- [RECORDS FOR PROCESSING]
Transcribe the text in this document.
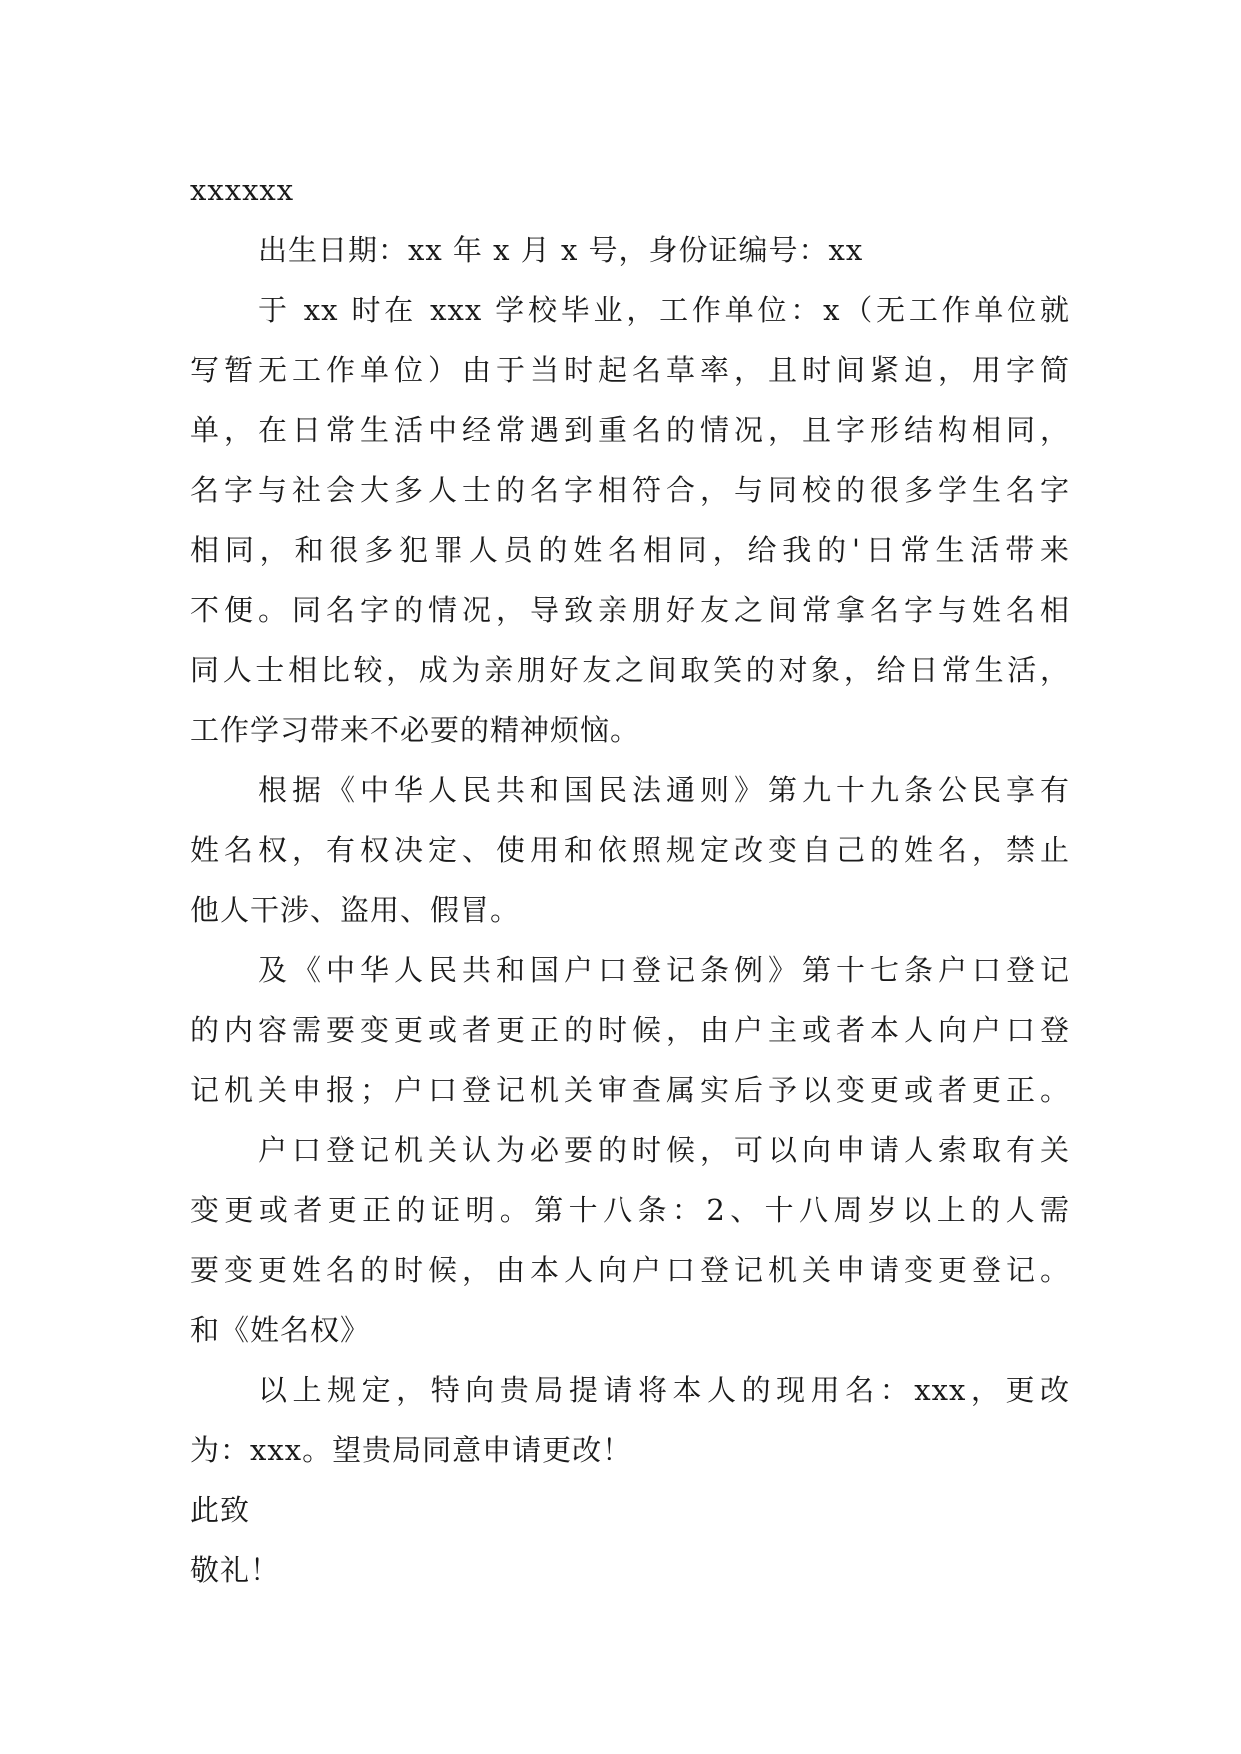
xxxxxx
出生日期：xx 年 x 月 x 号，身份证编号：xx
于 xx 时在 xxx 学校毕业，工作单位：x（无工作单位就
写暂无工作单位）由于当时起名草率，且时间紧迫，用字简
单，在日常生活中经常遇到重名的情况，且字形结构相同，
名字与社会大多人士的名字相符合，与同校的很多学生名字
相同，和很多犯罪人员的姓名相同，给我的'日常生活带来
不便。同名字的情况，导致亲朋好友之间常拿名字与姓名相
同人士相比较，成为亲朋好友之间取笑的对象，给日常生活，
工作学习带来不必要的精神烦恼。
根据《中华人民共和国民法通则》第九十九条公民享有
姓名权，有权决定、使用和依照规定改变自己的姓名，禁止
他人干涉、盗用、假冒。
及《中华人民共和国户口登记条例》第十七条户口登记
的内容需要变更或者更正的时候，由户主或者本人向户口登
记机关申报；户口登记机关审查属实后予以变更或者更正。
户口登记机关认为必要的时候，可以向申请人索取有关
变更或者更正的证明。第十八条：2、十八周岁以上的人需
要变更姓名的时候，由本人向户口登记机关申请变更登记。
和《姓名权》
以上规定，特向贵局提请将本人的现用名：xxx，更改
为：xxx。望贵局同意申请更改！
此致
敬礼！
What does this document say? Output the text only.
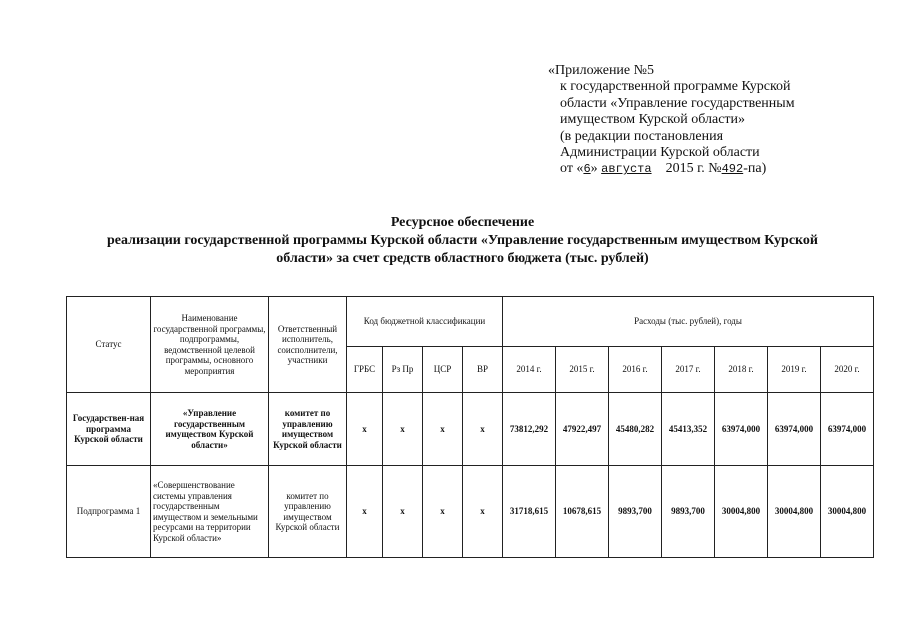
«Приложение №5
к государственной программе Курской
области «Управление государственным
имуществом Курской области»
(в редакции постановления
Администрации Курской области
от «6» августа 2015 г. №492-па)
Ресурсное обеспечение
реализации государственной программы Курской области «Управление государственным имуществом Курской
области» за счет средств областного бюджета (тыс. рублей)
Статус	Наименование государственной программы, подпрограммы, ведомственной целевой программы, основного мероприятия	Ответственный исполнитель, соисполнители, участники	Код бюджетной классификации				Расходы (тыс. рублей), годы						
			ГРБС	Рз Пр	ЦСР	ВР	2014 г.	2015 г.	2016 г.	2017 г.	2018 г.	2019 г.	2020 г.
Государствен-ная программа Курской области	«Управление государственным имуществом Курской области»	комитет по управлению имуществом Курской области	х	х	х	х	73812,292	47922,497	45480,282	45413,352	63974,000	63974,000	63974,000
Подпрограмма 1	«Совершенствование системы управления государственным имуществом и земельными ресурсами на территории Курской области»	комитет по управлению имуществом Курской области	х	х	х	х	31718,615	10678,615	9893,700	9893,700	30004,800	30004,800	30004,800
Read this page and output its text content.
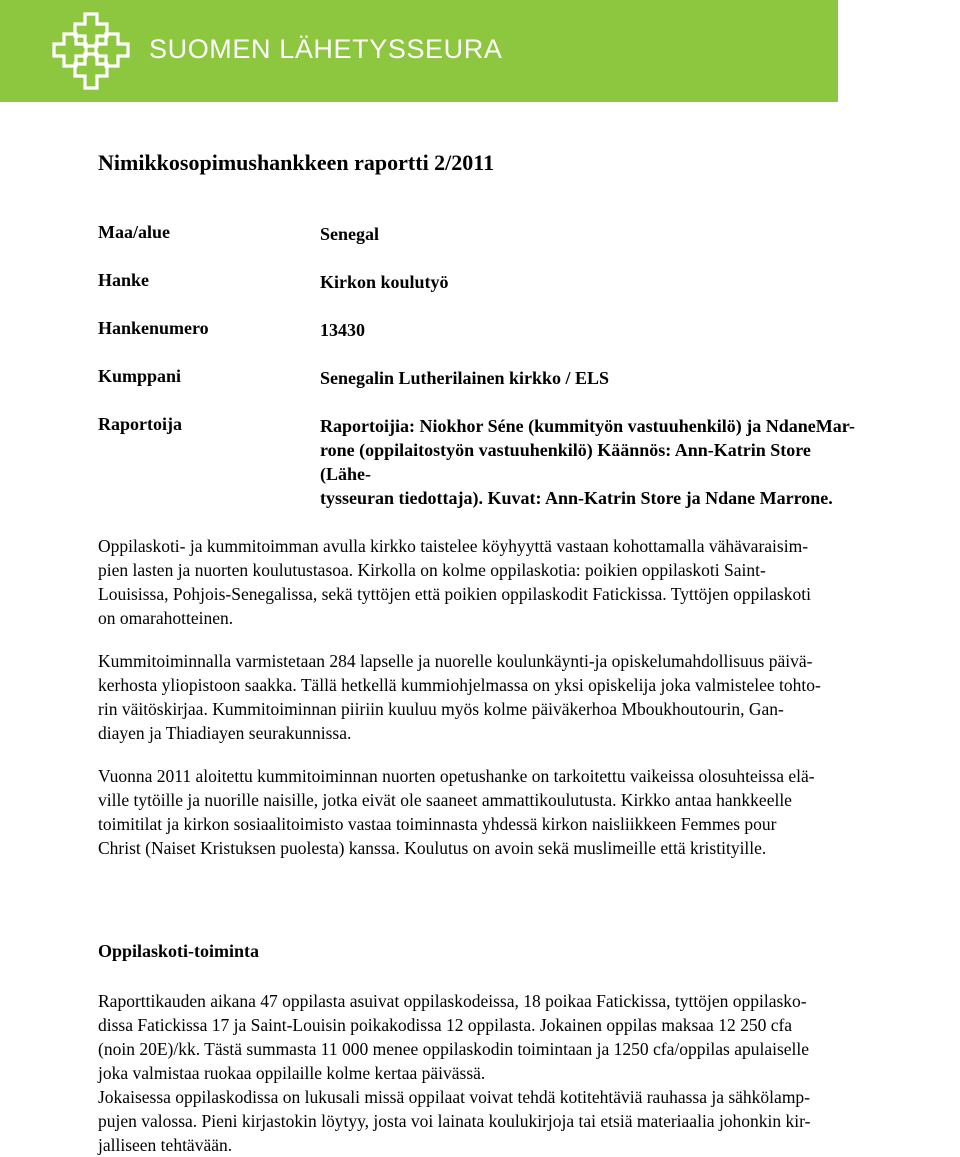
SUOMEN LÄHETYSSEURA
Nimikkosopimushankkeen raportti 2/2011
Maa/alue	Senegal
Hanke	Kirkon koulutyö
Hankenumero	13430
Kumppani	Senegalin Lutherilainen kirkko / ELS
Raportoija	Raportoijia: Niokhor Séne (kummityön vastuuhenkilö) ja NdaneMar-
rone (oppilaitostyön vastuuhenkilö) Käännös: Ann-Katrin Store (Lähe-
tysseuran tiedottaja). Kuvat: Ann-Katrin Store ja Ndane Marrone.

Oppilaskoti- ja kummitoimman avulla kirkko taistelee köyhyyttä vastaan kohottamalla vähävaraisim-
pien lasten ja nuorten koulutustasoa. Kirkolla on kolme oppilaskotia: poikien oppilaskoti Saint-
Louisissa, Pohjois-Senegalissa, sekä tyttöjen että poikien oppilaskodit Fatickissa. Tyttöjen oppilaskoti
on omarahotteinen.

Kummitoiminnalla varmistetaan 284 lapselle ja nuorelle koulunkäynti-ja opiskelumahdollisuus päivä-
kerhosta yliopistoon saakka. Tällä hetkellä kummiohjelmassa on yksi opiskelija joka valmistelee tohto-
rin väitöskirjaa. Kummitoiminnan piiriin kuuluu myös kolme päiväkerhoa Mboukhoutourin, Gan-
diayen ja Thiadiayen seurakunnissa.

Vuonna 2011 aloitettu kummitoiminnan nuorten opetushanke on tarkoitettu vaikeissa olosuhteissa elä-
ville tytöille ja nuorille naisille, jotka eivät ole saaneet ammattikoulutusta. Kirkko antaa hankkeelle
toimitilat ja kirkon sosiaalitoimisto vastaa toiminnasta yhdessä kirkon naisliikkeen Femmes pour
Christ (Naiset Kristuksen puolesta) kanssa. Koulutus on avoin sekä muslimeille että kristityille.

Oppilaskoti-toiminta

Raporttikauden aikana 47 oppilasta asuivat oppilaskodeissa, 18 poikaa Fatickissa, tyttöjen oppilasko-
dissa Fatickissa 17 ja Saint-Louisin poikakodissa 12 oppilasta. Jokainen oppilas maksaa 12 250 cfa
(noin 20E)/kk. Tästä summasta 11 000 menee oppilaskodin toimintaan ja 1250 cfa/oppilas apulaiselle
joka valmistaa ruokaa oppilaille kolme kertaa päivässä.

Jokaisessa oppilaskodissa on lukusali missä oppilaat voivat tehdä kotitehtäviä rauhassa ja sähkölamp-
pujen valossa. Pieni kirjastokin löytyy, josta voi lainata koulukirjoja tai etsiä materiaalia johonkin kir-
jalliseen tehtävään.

- [PROBLEM STATEMENT] Nothing in the entries above should change when they are printed again, except that the pictures are dropped.

- [ANSWER TO THE PROBLEM]
Transcribe the text in this document.
xxxxxx
出生日期：xx 年 x 月 x 号，身份证编号：xx
于 xx 时在 xxx 学校毕业，工作单位：x（无工作单位就
写暂无工作单位）由于当时起名草率，且时间紧迫，用字简
单，在日常生活中经常遇到重名的情况，且字形结构相同，
名字与社会大多人士的名字相符合，与同校的很多学生名字
相同，和很多犯罪人员的姓名相同，给我的'日常生活带来
不便。同名字的情况，导致亲朋好友之间常拿名字与姓名相
同人士相比较，成为亲朋好友之间取笑的对象，给日常生活，
工作学习带来不必要的精神烦恼。
根据《中华人民共和国民法通则》第九十九条公民享有
姓名权，有权决定、使用和依照规定改变自己的姓名，禁止
他人干涉、盗用、假冒。
及《中华人民共和国户口登记条例》第十七条户口登记
的内容需要变更或者更正的时候，由户主或者本人向户口登
记机关申报；户口登记机关审查属实后予以变更或者更正。
户口登记机关认为必要的时候，可以向申请人索取有关
变更或者更正的证明。第十八条：2、十八周岁以上的人需
要变更姓名的时候，由本人向户口登记机关申请变更登记。
和《姓名权》
以上规定，特向贵局提请将本人的现用名：xxx，更改
为：xxx。望贵局同意申请更改！
此致
敬礼！
What does this document say? Output the text only.
«Приложение №5
к государственной программе Курской
области «Управление государственным
имуществом Курской области»
(в редакции постановления
Администрации Курской области
от «6» августа 2015 г. №492-па)
Ресурсное обеспечение
реализации государственной программы Курской области «Управление государственным имуществом Курской
области» за счет средств областного бюджета (тыс. рублей)
Статус	Наименование государственной программы, подпрограммы, ведомственной целевой программы, основного мероприятия	Ответственный исполнитель, соисполнители, участники	Код бюджетной классификации				Расходы (тыс. рублей), годы						
			ГРБС	Рз Пр	ЦСР	ВР	2014 г.	2015 г.	2016 г.	2017 г.	2018 г.	2019 г.	2020 г.
Государствен-ная программа Курской области	«Управление государственным имуществом Курской области»	комитет по управлению имуществом Курской области	х	х	х	х	73812,292	47922,497	45480,282	45413,352	63974,000	63974,000	63974,000
Подпрограмма 1	«Совершенствование системы управления государственным имуществом и земельными ресурсами на территории Курской области»	комитет по управлению имуществом Курской области	х	х	х	х	31718,615	10678,615	9893,700	9893,700	30004,800	30004,800	30004,800
Read this page and output its text content.
SUOMEN LÄHETYSSEURA
Nimikkosopimushankkeen raportti 2/2011
Maa/alue	Senegal
Hanke	Kirkon koulutyö
Hankenumero	13430
Kumppani	Senegalin Lutherilainen kirkko / ELS
Raportoija	Raportoijia: Niokhor Séne (kummityön vastuuhenkilö) ja NdaneMar-
rone (oppilaitostyön vastuuhenkilö) Käännös: Ann-Katrin Store (Lähe-
tysseuran tiedottaja). Kuvat: Ann-Katrin Store ja Ndane Marrone.

Oppilaskoti- ja kummitoimman avulla kirkko taistelee köyhyyttä vastaan kohottamalla vähävaraisim-
pien lasten ja nuorten koulutustasoa. Kirkolla on kolme oppilaskotia: poikien oppilaskoti Saint-
Louisissa, Pohjois-Senegalissa, sekä tyttöjen että poikien oppilaskodit Fatickissa. Tyttöjen oppilaskoti
on omarahotteinen.

Kummitoiminnalla varmistetaan 284 lapselle ja nuorelle koulunkäynti-ja opiskelumahdollisuus päivä-
kerhosta yliopistoon saakka. Tällä hetkellä kummiohjelmassa on yksi opiskelija joka valmistelee tohto-
rin väitöskirjaa. Kummitoiminnan piiriin kuuluu myös kolme päiväkerhoa Mboukhoutourin, Gan-
diayen ja Thiadiayen seurakunnissa.

Vuonna 2011 aloitettu kummitoiminnan nuorten opetushanke on tarkoitettu vaikeissa olosuhteissa elä-
ville tytöille ja nuorille naisille, jotka eivät ole saaneet ammattikoulutusta. Kirkko antaa hankkeelle
toimitilat ja kirkon sosiaalitoimisto vastaa toiminnasta yhdessä kirkon naisliikkeen Femmes pour
Christ (Naiset Kristuksen puolesta) kanssa. Koulutus on avoin sekä muslimeille että kristityille.

Oppilaskoti-toiminta

Raporttikauden aikana 47 oppilasta asuivat oppilaskodeissa, 18 poikaa Fatickissa, tyttöjen oppilasko-
dissa Fatickissa 17 ja Saint-Louisin poikakodissa 12 oppilasta. Jokainen oppilas maksaa 12 250 cfa
(noin 20E)/kk. Tästä summasta 11 000 menee oppilaskodin toimintaan ja 1250 cfa/oppilas apulaiselle
joka valmistaa ruokaa oppilaille kolme kertaa päivässä.

Jokaisessa oppilaskodissa on lukusali missä oppilaat voivat tehdä kotitehtäviä rauhassa ja sähkölamp-
pujen valossa. Pieni kirjastokin löytyy, josta voi lainata koulukirjoja tai etsiä materiaalia johonkin kir-
jalliseen tehtävään.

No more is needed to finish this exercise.